**Problem to work on:** Every record must be repeated exactly; omit any pictures they contain.

**Extracted information:**

____

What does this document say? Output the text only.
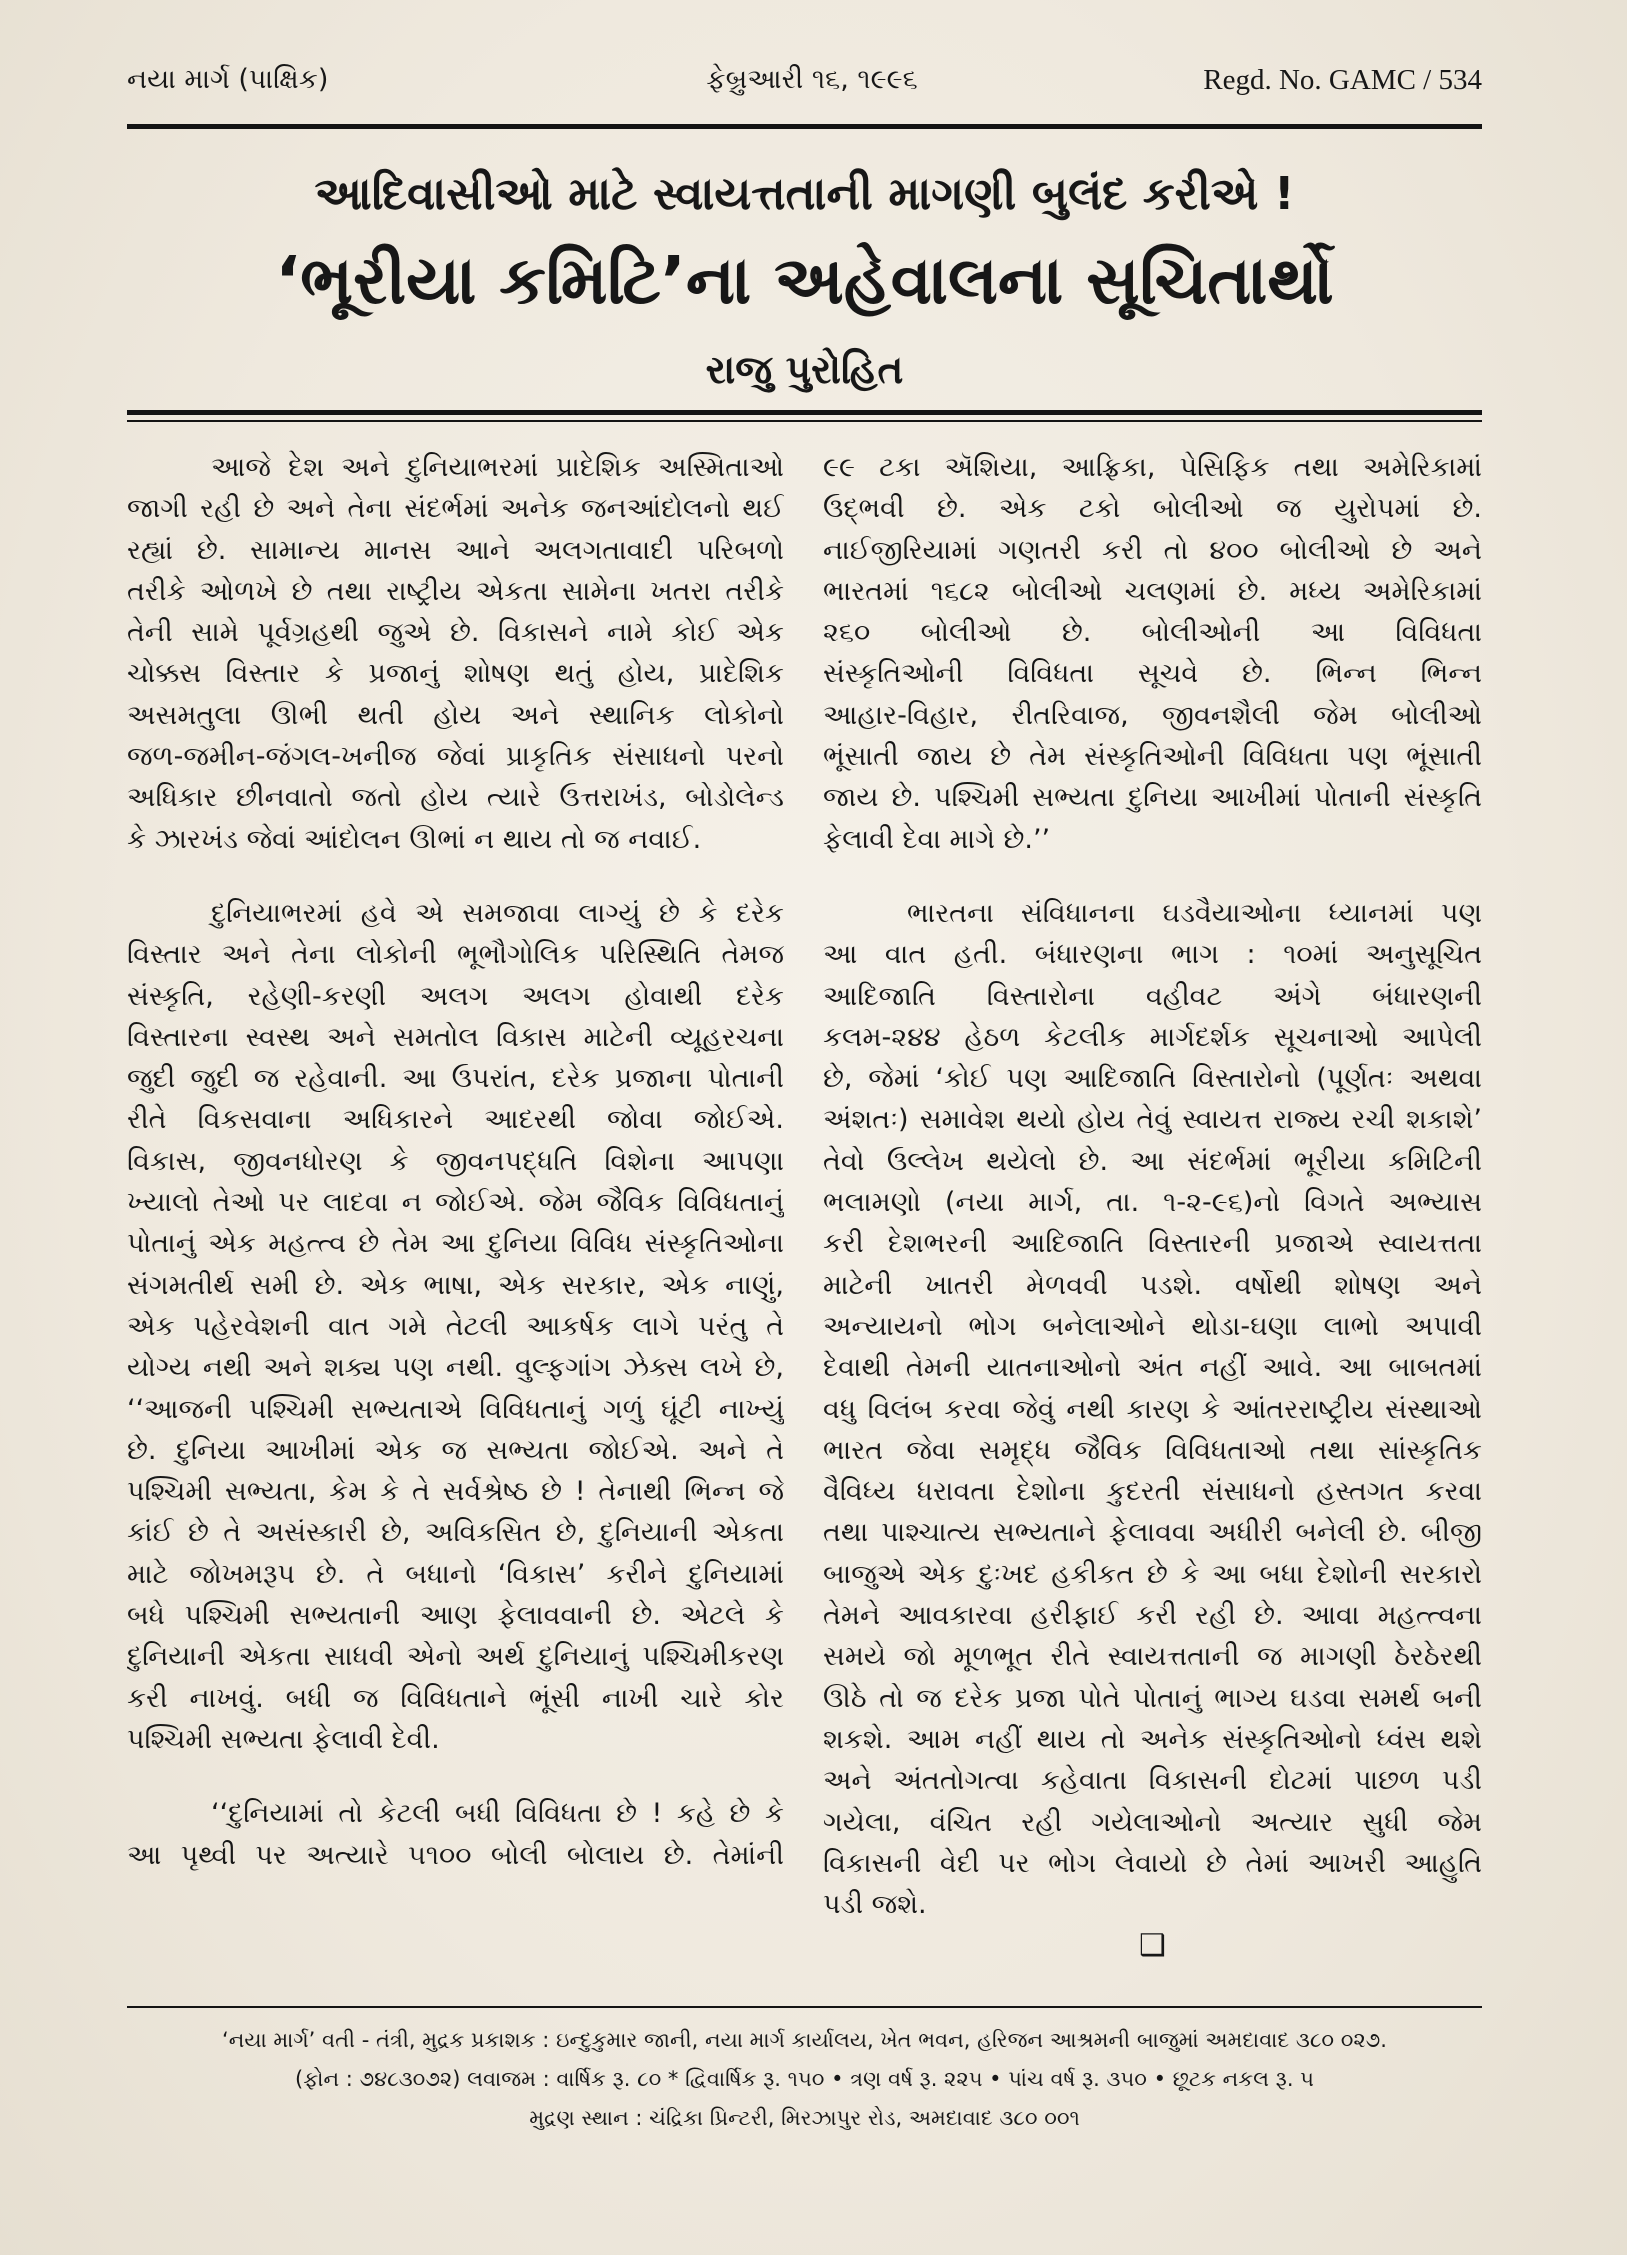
નયા માર્ગ (પાક્ષિક)	ફેબ્રુઆરી ૧૬, ૧૯૯૬	Regd. No. GAMC / 534
આદિવાસીઓ માટે સ્વાયત્તતાની માગણી બુલંદ કરીએ !
‘ભૂરીયા કમિટિ’ના અહેવાલના સૂચિતાર્થો
રાજુ પુરોહિત
આજે દેશ અને દુનિયાભરમાં પ્રાદેશિક અસ્મિતાઓ
જાગી રહી છે અને તેના સંદર્ભમાં અનેક જનઆંદોલનો થઈ
રહ્યાં છે. સામાન્ય માનસ આને અલગતાવાદી પરિબળો
તરીકે ઓળખે છે તથા રાષ્ટ્રીય એકતા સામેના ખતરા તરીકે
તેની સામે પૂર્વગ્રહથી જુએ છે. વિકાસને નામે કોઈ એક
ચોક્કસ વિસ્તાર કે પ્રજાનું શોષણ થતું હોય, પ્રાદેશિક
અસમતુલા ઊભી થતી હોય અને સ્થાનિક લોકોનો
જળ-જમીન-જંગલ-ખનીજ જેવાં પ્રાકૃતિક સંસાધનો પરનો
અધિકાર છીનવાતો જતો હોય ત્યારે ઉત્તરાખંડ, બોડોલેન્ડ
કે ઝારખંડ જેવાં આંદોલન ઊભાં ન થાય તો જ નવાઈ.
દુનિયાભરમાં હવે એ સમજાવા લાગ્યું છે કે દરેક
વિસ્તાર અને તેના લોકોની ભૂભૌગોલિક પરિસ્થિતિ તેમજ
સંસ્કૃતિ, રહેણી-કરણી અલગ અલગ હોવાથી દરેક
વિસ્તારના સ્વસ્થ અને સમતોલ વિકાસ માટેની વ્યૂહરચના
જુદી જુદી જ રહેવાની. આ ઉપરાંત, દરેક પ્રજાના પોતાની
રીતે વિકસવાના અધિકારને આદરથી જોવા જોઈએ.
વિકાસ, જીવનધોરણ કે જીવનપદ્ધતિ વિશેના આપણા
ખ્યાલો તેઓ પર લાદવા ન જોઈએ. જેમ જૈવિક વિવિધતાનું
પોતાનું એક મહત્ત્વ છે તેમ આ દુનિયા વિવિધ સંસ્કૃતિઓના
સંગમતીર્થ સમી છે. એક ભાષા, એક સરકાર, એક નાણું,
એક પહેરવેશની વાત ગમે તેટલી આકર્ષક લાગે પરંતુ તે
યોગ્ય નથી અને શક્ય પણ નથી. વુલ્ફગાંગ ઝેક્સ લખે છે,
‘‘આજની પશ્ચિમી સભ્યતાએ વિવિધતાનું ગળું ઘૂંટી નાખ્યું
છે. દુનિયા આખીમાં એક જ સભ્યતા જોઈએ. અને તે
પશ્ચિમી સભ્યતા, કેમ કે તે સર્વશ્રેષ્ઠ છે ! તેનાથી ભિન્ન જે
કાંઈ છે તે અસંસ્કારી છે, અવિકસિત છે, દુનિયાની એકતા
માટે જોખમરૂપ છે. તે બધાનો ‘વિકાસ’ કરીને દુનિયામાં
બધે પશ્ચિમી સભ્યતાની આણ ફેલાવવાની છે. એટલે કે
દુનિયાની એકતા સાધવી એનો અર્થ દુનિયાનું પશ્ચિમીકરણ
કરી નાખવું. બધી જ વિવિધતાને ભૂંસી નાખી ચારે કોર
પશ્ચિમી સભ્યતા ફેલાવી દેવી.
‘‘દુનિયામાં તો કેટલી બધી વિવિધતા છે ! કહે છે કે
આ પૃથ્વી પર અત્યારે ૫૧૦૦ બોલી બોલાય છે. તેમાંની
૯૯ ટકા ઍશિયા, આફ્રિકા, પેસિફિક તથા અમેરિકામાં
ઉદ્ભવી છે. એક ટકો બોલીઓ જ યુરોપમાં છે.
નાઈજીરિયામાં ગણતરી કરી તો ૪૦૦ બોલીઓ છે અને
ભારતમાં ૧૬૮૨ બોલીઓ ચલણમાં છે. મધ્ય અમેરિકામાં
૨૬૦ બોલીઓ છે. બોલીઓની આ વિવિધતા
સંસ્કૃતિઓની વિવિધતા સૂચવે છે. ભિન્ન ભિન્ન
આહાર-વિહાર, રીતરિવાજ, જીવનશૈલી જેમ બોલીઓ
ભૂંસાતી જાય છે તેમ સંસ્કૃતિઓની વિવિધતા પણ ભૂંસાતી
જાય છે. પશ્ચિમી સભ્યતા દુનિયા આખીમાં પોતાની સંસ્કૃતિ
ફેલાવી દેવા માગે છે.’’
ભારતના સંવિધાનના ઘડવૈયાઓના ધ્યાનમાં પણ
આ વાત હતી. બંધારણના ભાગ : ૧૦માં અનુસૂચિત
આદિજાતિ વિસ્તારોના વહીવટ અંગે બંધારણની
કલમ-૨૪૪ હેઠળ કેટલીક માર્ગદર્શક સૂચનાઓ આપેલી
છે, જેમાં ‘કોઈ પણ આદિજાતિ વિસ્તારોનો (પૂર્ણતઃ અથવા
અંશતઃ) સમાવેશ થયો હોય તેવું સ્વાયત્ત રાજ્ય રચી શકાશે’
તેવો ઉલ્લેખ થયેલો છે. આ સંદર્ભમાં ભૂરીયા કમિટિની
ભલામણો (નયા માર્ગ, તા. ૧-૨-૯૬)નો વિગતે અભ્યાસ
કરી દેશભરની આદિજાતિ વિસ્તારની પ્રજાએ સ્વાયત્તતા
માટેની ખાતરી મેળવવી પડશે. વર્ષોથી શોષણ અને
અન્યાયનો ભોગ બનેલાઓને થોડા-ઘણા લાભો અપાવી
દેવાથી તેમની યાતનાઓનો અંત નહીં આવે. આ બાબતમાં
વધુ વિલંબ કરવા જેવું નથી કારણ કે આંતરરાષ્ટ્રીય સંસ્થાઓ
ભારત જેવા સમૃદ્ધ જૈવિક વિવિધતાઓ તથા સાંસ્કૃતિક
વૈવિધ્ય ધરાવતા દેશોના કુદરતી સંસાધનો હસ્તગત કરવા
તથા પાશ્ચાત્ય સભ્યતાને ફેલાવવા અધીરી બનેલી છે. બીજી
બાજુએ એક દુઃખદ હકીકત છે કે આ બધા દેશોની સરકારો
તેમને આવકારવા હરીફાઈ કરી રહી છે. આવા મહત્ત્વના
સમયે જો મૂળભૂત રીતે સ્વાયત્તતાની જ માગણી ઠેરઠેરથી
ઊઠે તો જ દરેક પ્રજા પોતે પોતાનું ભાગ્ય ઘડવા સમર્થ બની
શકશે. આમ નહીં થાય તો અનેક સંસ્કૃતિઓનો ધ્વંસ થશે
અને અંતતોગત્વા કહેવાતા વિકાસની દોટમાં પાછળ પડી
ગયેલા, વંચિત રહી ગયેલાઓનો અત્યાર સુધી જેમ
વિકાસની વેદી પર ભોગ લેવાયો છે તેમાં આખરી આહુતિ
પડી જશે.
❑
‘નયા માર્ગ’ વતી - તંત્રી, મુદ્રક પ્રકાશક : ઇન્દુકુમાર જાની, નયા માર્ગ કાર્યાલય, ખેત ભવન, હરિજન આશ્રમની બાજુમાં અમદાવાદ ૩૮૦ ૦૨૭.
(ફોન : ૭૪૮૩૦૭૨) લવાજમ : વાર્ષિક રૂ. ૮૦ * દ્વિવાર્ષિક રૂ. ૧૫૦ • ત્રણ વર્ષ રૂ. ૨૨૫ • પાંચ વર્ષ રૂ. ૩૫૦ • છૂટક નકલ રૂ. ૫
મુદ્રણ સ્થાન : ચંદ્રિકા પ્રિન્ટરી, મિરઝાપુર રોડ, અમદાવાદ ૩૮૦ ૦૦૧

____

**Finished answer:**
What does this document say? Output the text only.
નયા માર્ગ (પાક્ષિક)	ફેબ્રુઆરી ૧૬, ૧૯૯૬	Regd. No. GAMC / 534
આદિવાસીઓ માટે સ્વાયત્તતાની માગણી બુલંદ કરીએ !
‘ભૂરીયા કમિટિ’ના અહેવાલના સૂચિતાર્થો
રાજુ પુરોહિત
આજે દેશ અને દુનિયાભરમાં પ્રાદેશિક અસ્મિતાઓ
જાગી રહી છે અને તેના સંદર્ભમાં અનેક જનઆંદોલનો થઈ
રહ્યાં છે. સામાન્ય માનસ આને અલગતાવાદી પરિબળો
તરીકે ઓળખે છે તથા રાષ્ટ્રીય એકતા સામેના ખતરા તરીકે
તેની સામે પૂર્વગ્રહથી જુએ છે. વિકાસને નામે કોઈ એક
ચોક્કસ વિસ્તાર કે પ્રજાનું શોષણ થતું હોય, પ્રાદેશિક
અસમતુલા ઊભી થતી હોય અને સ્થાનિક લોકોનો
જળ-જમીન-જંગલ-ખનીજ જેવાં પ્રાકૃતિક સંસાધનો પરનો
અધિકાર છીનવાતો જતો હોય ત્યારે ઉત્તરાખંડ, બોડોલેન્ડ
કે ઝારખંડ જેવાં આંદોલન ઊભાં ન થાય તો જ નવાઈ.
દુનિયાભરમાં હવે એ સમજાવા લાગ્યું છે કે દરેક
વિસ્તાર અને તેના લોકોની ભૂભૌગોલિક પરિસ્થિતિ તેમજ
સંસ્કૃતિ, રહેણી-કરણી અલગ અલગ હોવાથી દરેક
વિસ્તારના સ્વસ્થ અને સમતોલ વિકાસ માટેની વ્યૂહરચના
જુદી જુદી જ રહેવાની. આ ઉપરાંત, દરેક પ્રજાના પોતાની
રીતે વિકસવાના અધિકારને આદરથી જોવા જોઈએ.
વિકાસ, જીવનધોરણ કે જીવનપદ્ધતિ વિશેના આપણા
ખ્યાલો તેઓ પર લાદવા ન જોઈએ. જેમ જૈવિક વિવિધતાનું
પોતાનું એક મહત્ત્વ છે તેમ આ દુનિયા વિવિધ સંસ્કૃતિઓના
સંગમતીર્થ સમી છે. એક ભાષા, એક સરકાર, એક નાણું,
એક પહેરવેશની વાત ગમે તેટલી આકર્ષક લાગે પરંતુ તે
યોગ્ય નથી અને શક્ય પણ નથી. વુલ્ફગાંગ ઝેક્સ લખે છે,
‘‘આજની પશ્ચિમી સભ્યતાએ વિવિધતાનું ગળું ઘૂંટી નાખ્યું
છે. દુનિયા આખીમાં એક જ સભ્યતા જોઈએ. અને તે
પશ્ચિમી સભ્યતા, કેમ કે તે સર્વશ્રેષ્ઠ છે ! તેનાથી ભિન્ન જે
કાંઈ છે તે અસંસ્કારી છે, અવિકસિત છે, દુનિયાની એકતા
માટે જોખમરૂપ છે. તે બધાનો ‘વિકાસ’ કરીને દુનિયામાં
બધે પશ્ચિમી સભ્યતાની આણ ફેલાવવાની છે. એટલે કે
દુનિયાની એકતા સાધવી એનો અર્થ દુનિયાનું પશ્ચિમીકરણ
કરી નાખવું. બધી જ વિવિધતાને ભૂંસી નાખી ચારે કોર
પશ્ચિમી સભ્યતા ફેલાવી દેવી.
‘‘દુનિયામાં તો કેટલી બધી વિવિધતા છે ! કહે છે કે
આ પૃથ્વી પર અત્યારે ૫૧૦૦ બોલી બોલાય છે. તેમાંની
૯૯ ટકા ઍશિયા, આફ્રિકા, પેસિફિક તથા અમેરિકામાં
ઉદ્ભવી છે. એક ટકો બોલીઓ જ યુરોપમાં છે.
નાઈજીરિયામાં ગણતરી કરી તો ૪૦૦ બોલીઓ છે અને
ભારતમાં ૧૬૮૨ બોલીઓ ચલણમાં છે. મધ્ય અમેરિકામાં
૨૬૦ બોલીઓ છે. બોલીઓની આ વિવિધતા
સંસ્કૃતિઓની વિવિધતા સૂચવે છે. ભિન્ન ભિન્ન
આહાર-વિહાર, રીતરિવાજ, જીવનશૈલી જેમ બોલીઓ
ભૂંસાતી જાય છે તેમ સંસ્કૃતિઓની વિવિધતા પણ ભૂંસાતી
જાય છે. પશ્ચિમી સભ્યતા દુનિયા આખીમાં પોતાની સંસ્કૃતિ
ફેલાવી દેવા માગે છે.’’
ભારતના સંવિધાનના ઘડવૈયાઓના ધ્યાનમાં પણ
આ વાત હતી. બંધારણના ભાગ : ૧૦માં અનુસૂચિત
આદિજાતિ વિસ્તારોના વહીવટ અંગે બંધારણની
કલમ-૨૪૪ હેઠળ કેટલીક માર્ગદર્શક સૂચનાઓ આપેલી
છે, જેમાં ‘કોઈ પણ આદિજાતિ વિસ્તારોનો (પૂર્ણતઃ અથવા
અંશતઃ) સમાવેશ થયો હોય તેવું સ્વાયત્ત રાજ્ય રચી શકાશે’
તેવો ઉલ્લેખ થયેલો છે. આ સંદર્ભમાં ભૂરીયા કમિટિની
ભલામણો (નયા માર્ગ, તા. ૧-૨-૯૬)નો વિગતે અભ્યાસ
કરી દેશભરની આદિજાતિ વિસ્તારની પ્રજાએ સ્વાયત્તતા
માટેની ખાતરી મેળવવી પડશે. વર્ષોથી શોષણ અને
અન્યાયનો ભોગ બનેલાઓને થોડા-ઘણા લાભો અપાવી
દેવાથી તેમની યાતનાઓનો અંત નહીં આવે. આ બાબતમાં
વધુ વિલંબ કરવા જેવું નથી કારણ કે આંતરરાષ્ટ્રીય સંસ્થાઓ
ભારત જેવા સમૃદ્ધ જૈવિક વિવિધતાઓ તથા સાંસ્કૃતિક
વૈવિધ્ય ધરાવતા દેશોના કુદરતી સંસાધનો હસ્તગત કરવા
તથા પાશ્ચાત્ય સભ્યતાને ફેલાવવા અધીરી બનેલી છે. બીજી
બાજુએ એક દુઃખદ હકીકત છે કે આ બધા દેશોની સરકારો
તેમને આવકારવા હરીફાઈ કરી રહી છે. આવા મહત્ત્વના
સમયે જો મૂળભૂત રીતે સ્વાયત્તતાની જ માગણી ઠેરઠેરથી
ઊઠે તો જ દરેક પ્રજા પોતે પોતાનું ભાગ્ય ઘડવા સમર્થ બની
શકશે. આમ નહીં થાય તો અનેક સંસ્કૃતિઓનો ધ્વંસ થશે
અને અંતતોગત્વા કહેવાતા વિકાસની દોટમાં પાછળ પડી
ગયેલા, વંચિત રહી ગયેલાઓનો અત્યાર સુધી જેમ
વિકાસની વેદી પર ભોગ લેવાયો છે તેમાં આખરી આહુતિ
પડી જશે.
❑
‘નયા માર્ગ’ વતી - તંત્રી, મુદ્રક પ્રકાશક : ઇન્દુકુમાર જાની, નયા માર્ગ કાર્યાલય, ખેત ભવન, હરિજન આશ્રમની બાજુમાં અમદાવાદ ૩૮૦ ૦૨૭.
(ફોન : ૭૪૮૩૦૭૨) લવાજમ : વાર્ષિક રૂ. ૮૦ * દ્વિવાર્ષિક રૂ. ૧૫૦ • ત્રણ વર્ષ રૂ. ૨૨૫ • પાંચ વર્ષ રૂ. ૩૫૦ • છૂટક નકલ રૂ. ૫
મુદ્રણ સ્થાન : ચંદ્રિકા પ્રિન્ટરી, મિરઝાપુર રોડ, અમદાવાદ ૩૮૦ ૦૦૧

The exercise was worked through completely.